Descripción del problema — Edita todos los ítems de abajo cambiando "閉じる" por "終了" y deja todo lo demás tal como está.

Filas almacenadas —
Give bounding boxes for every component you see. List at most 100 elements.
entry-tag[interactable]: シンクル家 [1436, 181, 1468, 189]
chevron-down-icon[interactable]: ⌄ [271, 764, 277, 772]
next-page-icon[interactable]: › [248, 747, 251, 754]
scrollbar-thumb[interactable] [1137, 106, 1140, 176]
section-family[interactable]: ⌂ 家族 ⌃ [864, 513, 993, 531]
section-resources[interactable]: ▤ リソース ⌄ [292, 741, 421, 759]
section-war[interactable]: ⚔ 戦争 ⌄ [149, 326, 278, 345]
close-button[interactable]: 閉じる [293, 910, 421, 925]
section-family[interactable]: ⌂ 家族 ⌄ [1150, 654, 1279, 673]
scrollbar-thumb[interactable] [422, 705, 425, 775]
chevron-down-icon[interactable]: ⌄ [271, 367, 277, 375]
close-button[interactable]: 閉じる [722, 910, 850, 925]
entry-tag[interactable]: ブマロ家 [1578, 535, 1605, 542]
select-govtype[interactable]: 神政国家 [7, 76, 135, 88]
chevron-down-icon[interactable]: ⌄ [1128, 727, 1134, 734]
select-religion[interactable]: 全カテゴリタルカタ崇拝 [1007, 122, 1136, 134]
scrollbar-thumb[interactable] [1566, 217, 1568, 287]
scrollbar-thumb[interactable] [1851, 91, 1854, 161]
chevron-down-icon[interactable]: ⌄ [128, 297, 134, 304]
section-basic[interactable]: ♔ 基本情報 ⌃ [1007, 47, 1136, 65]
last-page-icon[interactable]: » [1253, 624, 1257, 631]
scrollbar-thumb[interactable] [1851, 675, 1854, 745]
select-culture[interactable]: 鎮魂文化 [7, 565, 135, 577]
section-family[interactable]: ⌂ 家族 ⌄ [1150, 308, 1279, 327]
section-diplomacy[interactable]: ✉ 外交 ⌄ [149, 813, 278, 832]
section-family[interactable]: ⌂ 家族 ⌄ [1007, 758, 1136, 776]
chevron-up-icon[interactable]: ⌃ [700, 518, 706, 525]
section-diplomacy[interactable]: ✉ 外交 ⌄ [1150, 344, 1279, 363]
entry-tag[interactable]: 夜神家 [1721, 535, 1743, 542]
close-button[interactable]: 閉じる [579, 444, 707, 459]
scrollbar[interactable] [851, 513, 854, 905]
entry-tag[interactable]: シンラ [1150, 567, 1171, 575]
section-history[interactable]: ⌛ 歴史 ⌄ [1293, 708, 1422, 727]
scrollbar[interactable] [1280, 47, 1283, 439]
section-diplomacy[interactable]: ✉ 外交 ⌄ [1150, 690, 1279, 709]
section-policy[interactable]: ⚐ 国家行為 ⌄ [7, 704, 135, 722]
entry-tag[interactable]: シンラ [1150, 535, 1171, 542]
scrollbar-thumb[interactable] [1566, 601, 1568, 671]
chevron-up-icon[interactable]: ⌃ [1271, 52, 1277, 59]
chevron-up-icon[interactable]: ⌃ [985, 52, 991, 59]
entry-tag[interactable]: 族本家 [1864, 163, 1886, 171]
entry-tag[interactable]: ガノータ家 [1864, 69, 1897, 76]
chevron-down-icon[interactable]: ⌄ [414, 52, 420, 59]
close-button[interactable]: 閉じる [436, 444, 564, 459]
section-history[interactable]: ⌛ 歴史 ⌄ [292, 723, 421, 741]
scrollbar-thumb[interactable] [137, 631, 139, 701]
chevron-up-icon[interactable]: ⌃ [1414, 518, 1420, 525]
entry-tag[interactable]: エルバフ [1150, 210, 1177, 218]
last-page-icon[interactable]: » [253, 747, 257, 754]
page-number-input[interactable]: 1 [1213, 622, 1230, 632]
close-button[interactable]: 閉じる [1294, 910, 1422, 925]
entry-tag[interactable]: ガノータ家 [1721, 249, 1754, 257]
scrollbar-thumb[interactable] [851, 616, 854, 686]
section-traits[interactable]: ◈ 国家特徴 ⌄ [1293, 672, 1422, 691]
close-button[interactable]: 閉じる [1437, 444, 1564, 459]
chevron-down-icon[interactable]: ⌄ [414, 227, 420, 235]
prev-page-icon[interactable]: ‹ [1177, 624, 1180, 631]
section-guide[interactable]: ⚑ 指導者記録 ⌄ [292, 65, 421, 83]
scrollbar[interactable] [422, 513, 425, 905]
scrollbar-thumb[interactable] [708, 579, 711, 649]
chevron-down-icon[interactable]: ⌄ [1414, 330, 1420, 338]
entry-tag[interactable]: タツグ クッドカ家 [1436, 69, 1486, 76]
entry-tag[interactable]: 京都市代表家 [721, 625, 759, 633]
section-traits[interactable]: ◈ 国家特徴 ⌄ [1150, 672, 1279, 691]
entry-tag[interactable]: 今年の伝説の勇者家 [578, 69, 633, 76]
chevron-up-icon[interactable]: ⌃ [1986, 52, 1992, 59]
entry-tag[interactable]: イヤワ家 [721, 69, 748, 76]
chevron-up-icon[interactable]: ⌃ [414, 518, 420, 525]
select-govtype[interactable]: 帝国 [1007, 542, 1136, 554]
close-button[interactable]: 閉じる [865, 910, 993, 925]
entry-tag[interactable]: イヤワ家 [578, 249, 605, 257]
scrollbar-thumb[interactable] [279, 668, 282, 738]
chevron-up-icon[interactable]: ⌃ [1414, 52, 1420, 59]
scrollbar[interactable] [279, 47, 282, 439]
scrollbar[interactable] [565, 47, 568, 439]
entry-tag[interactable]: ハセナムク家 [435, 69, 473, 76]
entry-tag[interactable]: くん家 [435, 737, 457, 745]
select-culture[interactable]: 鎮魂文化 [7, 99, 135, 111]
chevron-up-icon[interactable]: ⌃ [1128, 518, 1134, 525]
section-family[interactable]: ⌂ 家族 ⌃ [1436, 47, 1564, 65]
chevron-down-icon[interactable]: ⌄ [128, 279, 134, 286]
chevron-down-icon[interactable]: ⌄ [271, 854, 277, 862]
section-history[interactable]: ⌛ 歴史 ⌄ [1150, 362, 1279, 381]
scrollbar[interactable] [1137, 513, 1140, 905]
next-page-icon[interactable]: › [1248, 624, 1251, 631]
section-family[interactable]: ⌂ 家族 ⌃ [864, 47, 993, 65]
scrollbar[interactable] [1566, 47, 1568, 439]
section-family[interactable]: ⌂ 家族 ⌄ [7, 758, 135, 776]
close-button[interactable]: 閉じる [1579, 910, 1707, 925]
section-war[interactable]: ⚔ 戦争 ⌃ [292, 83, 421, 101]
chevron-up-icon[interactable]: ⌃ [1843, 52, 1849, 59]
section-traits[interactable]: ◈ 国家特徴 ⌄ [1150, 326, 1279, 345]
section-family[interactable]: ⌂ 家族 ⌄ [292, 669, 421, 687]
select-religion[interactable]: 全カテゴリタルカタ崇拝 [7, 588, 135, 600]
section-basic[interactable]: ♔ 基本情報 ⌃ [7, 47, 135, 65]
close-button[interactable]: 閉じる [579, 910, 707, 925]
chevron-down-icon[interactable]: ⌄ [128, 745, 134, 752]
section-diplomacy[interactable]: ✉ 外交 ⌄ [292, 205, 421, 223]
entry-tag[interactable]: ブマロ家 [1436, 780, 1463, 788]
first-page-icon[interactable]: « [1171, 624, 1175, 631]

Respuesta escrita —
Give bounding boxes for every component you see. List at most 100 elements.
entry-tag[interactable]: シンクル家 [1436, 181, 1468, 189]
chevron-down-icon[interactable]: ⌄ [271, 764, 277, 772]
next-page-icon[interactable]: › [248, 747, 251, 754]
scrollbar-thumb[interactable] [1137, 106, 1140, 176]
section-family[interactable]: ⌂ 家族 ⌃ [864, 513, 993, 531]
section-resources[interactable]: ▤ リソース ⌄ [292, 741, 421, 759]
section-war[interactable]: ⚔ 戦争 ⌄ [149, 326, 278, 345]
close-button[interactable]: 終了 [293, 910, 421, 925]
section-family[interactable]: ⌂ 家族 ⌄ [1150, 654, 1279, 673]
scrollbar-thumb[interactable] [422, 705, 425, 775]
chevron-down-icon[interactable]: ⌄ [271, 367, 277, 375]
close-button[interactable]: 終了 [722, 910, 850, 925]
entry-tag[interactable]: ブマロ家 [1578, 535, 1605, 542]
select-govtype[interactable]: 神政国家 [7, 76, 135, 88]
chevron-down-icon[interactable]: ⌄ [1128, 727, 1134, 734]
select-religion[interactable]: 全カテゴリタルカタ崇拝 [1007, 122, 1136, 134]
scrollbar-thumb[interactable] [1566, 217, 1568, 287]
scrollbar-thumb[interactable] [1851, 91, 1854, 161]
chevron-down-icon[interactable]: ⌄ [128, 297, 134, 304]
section-basic[interactable]: ♔ 基本情報 ⌃ [1007, 47, 1136, 65]
last-page-icon[interactable]: » [1253, 624, 1257, 631]
scrollbar-thumb[interactable] [1851, 675, 1854, 745]
select-culture[interactable]: 鎮魂文化 [7, 565, 135, 577]
section-family[interactable]: ⌂ 家族 ⌄ [1150, 308, 1279, 327]
section-diplomacy[interactable]: ✉ 外交 ⌄ [149, 813, 278, 832]
section-family[interactable]: ⌂ 家族 ⌄ [1007, 758, 1136, 776]
chevron-up-icon[interactable]: ⌃ [700, 518, 706, 525]
section-diplomacy[interactable]: ✉ 外交 ⌄ [1150, 344, 1279, 363]
entry-tag[interactable]: 夜神家 [1721, 535, 1743, 542]
close-button[interactable]: 終了 [579, 444, 707, 459]
scrollbar[interactable] [851, 513, 854, 905]
entry-tag[interactable]: シンラ [1150, 567, 1171, 575]
section-history[interactable]: ⌛ 歴史 ⌄ [1293, 708, 1422, 727]
scrollbar[interactable] [1280, 47, 1283, 439]
section-diplomacy[interactable]: ✉ 外交 ⌄ [1150, 690, 1279, 709]
section-policy[interactable]: ⚐ 国家行為 ⌄ [7, 704, 135, 722]
entry-tag[interactable]: シンラ [1150, 535, 1171, 542]
scrollbar-thumb[interactable] [1566, 601, 1568, 671]
chevron-up-icon[interactable]: ⌃ [1271, 52, 1277, 59]
chevron-up-icon[interactable]: ⌃ [985, 52, 991, 59]
entry-tag[interactable]: 族本家 [1864, 163, 1886, 171]
entry-tag[interactable]: ガノータ家 [1864, 69, 1897, 76]
chevron-down-icon[interactable]: ⌄ [414, 52, 420, 59]
close-button[interactable]: 終了 [436, 444, 564, 459]
section-history[interactable]: ⌛ 歴史 ⌄ [292, 723, 421, 741]
scrollbar-thumb[interactable] [137, 631, 139, 701]
chevron-up-icon[interactable]: ⌃ [1414, 518, 1420, 525]
entry-tag[interactable]: エルバフ [1150, 210, 1177, 218]
last-page-icon[interactable]: » [253, 747, 257, 754]
page-number-input[interactable]: 1 [1213, 622, 1230, 632]
close-button[interactable]: 終了 [1294, 910, 1422, 925]
entry-tag[interactable]: ガノータ家 [1721, 249, 1754, 257]
scrollbar-thumb[interactable] [851, 616, 854, 686]
section-traits[interactable]: ◈ 国家特徴 ⌄ [1293, 672, 1422, 691]
close-button[interactable]: 終了 [1437, 444, 1564, 459]
chevron-down-icon[interactable]: ⌄ [414, 227, 420, 235]
prev-page-icon[interactable]: ‹ [1177, 624, 1180, 631]
section-guide[interactable]: ⚑ 指導者記録 ⌄ [292, 65, 421, 83]
scrollbar[interactable] [422, 513, 425, 905]
scrollbar-thumb[interactable] [708, 579, 711, 649]
chevron-down-icon[interactable]: ⌄ [1414, 330, 1420, 338]
entry-tag[interactable]: タツグ クッドカ家 [1436, 69, 1486, 76]
entry-tag[interactable]: 京都市代表家 [721, 625, 759, 633]
section-traits[interactable]: ◈ 国家特徴 ⌄ [1150, 672, 1279, 691]
entry-tag[interactable]: 今年の伝説の勇者家 [578, 69, 633, 76]
chevron-up-icon[interactable]: ⌃ [1986, 52, 1992, 59]
entry-tag[interactable]: イヤワ家 [721, 69, 748, 76]
chevron-up-icon[interactable]: ⌃ [414, 518, 420, 525]
select-govtype[interactable]: 帝国 [1007, 542, 1136, 554]
close-button[interactable]: 終了 [865, 910, 993, 925]
entry-tag[interactable]: イヤワ家 [578, 249, 605, 257]
scrollbar-thumb[interactable] [279, 668, 282, 738]
chevron-up-icon[interactable]: ⌃ [1414, 52, 1420, 59]
scrollbar[interactable] [279, 47, 282, 439]
scrollbar[interactable] [565, 47, 568, 439]
entry-tag[interactable]: ハセナムク家 [435, 69, 473, 76]
entry-tag[interactable]: くん家 [435, 737, 457, 745]
select-culture[interactable]: 鎮魂文化 [7, 99, 135, 111]
chevron-up-icon[interactable]: ⌃ [1128, 518, 1134, 525]
section-family[interactable]: ⌂ 家族 ⌃ [1436, 47, 1564, 65]
chevron-down-icon[interactable]: ⌄ [128, 279, 134, 286]
chevron-down-icon[interactable]: ⌄ [271, 854, 277, 862]
section-history[interactable]: ⌛ 歴史 ⌄ [1150, 362, 1279, 381]
scrollbar[interactable] [1137, 513, 1140, 905]
next-page-icon[interactable]: › [1248, 624, 1251, 631]
section-family[interactable]: ⌂ 家族 ⌃ [864, 47, 993, 65]
scrollbar[interactable] [1566, 47, 1568, 439]
section-family[interactable]: ⌂ 家族 ⌄ [7, 758, 135, 776]
close-button[interactable]: 終了 [1579, 910, 1707, 925]
section-war[interactable]: ⚔ 戦争 ⌃ [292, 83, 421, 101]
chevron-up-icon[interactable]: ⌃ [1843, 52, 1849, 59]
section-traits[interactable]: ◈ 国家特徴 ⌄ [1150, 326, 1279, 345]
section-family[interactable]: ⌂ 家族 ⌄ [292, 669, 421, 687]
select-religion[interactable]: 全カテゴリタルカタ崇拝 [7, 588, 135, 600]
section-basic[interactable]: ♔ 基本情報 ⌃ [7, 47, 135, 65]
close-button[interactable]: 終了 [579, 910, 707, 925]
chevron-down-icon[interactable]: ⌄ [128, 745, 134, 752]
section-diplomacy[interactable]: ✉ 外交 ⌄ [292, 205, 421, 223]
entry-tag[interactable]: ブマロ家 [1436, 780, 1463, 788]
first-page-icon[interactable]: « [1171, 624, 1175, 631]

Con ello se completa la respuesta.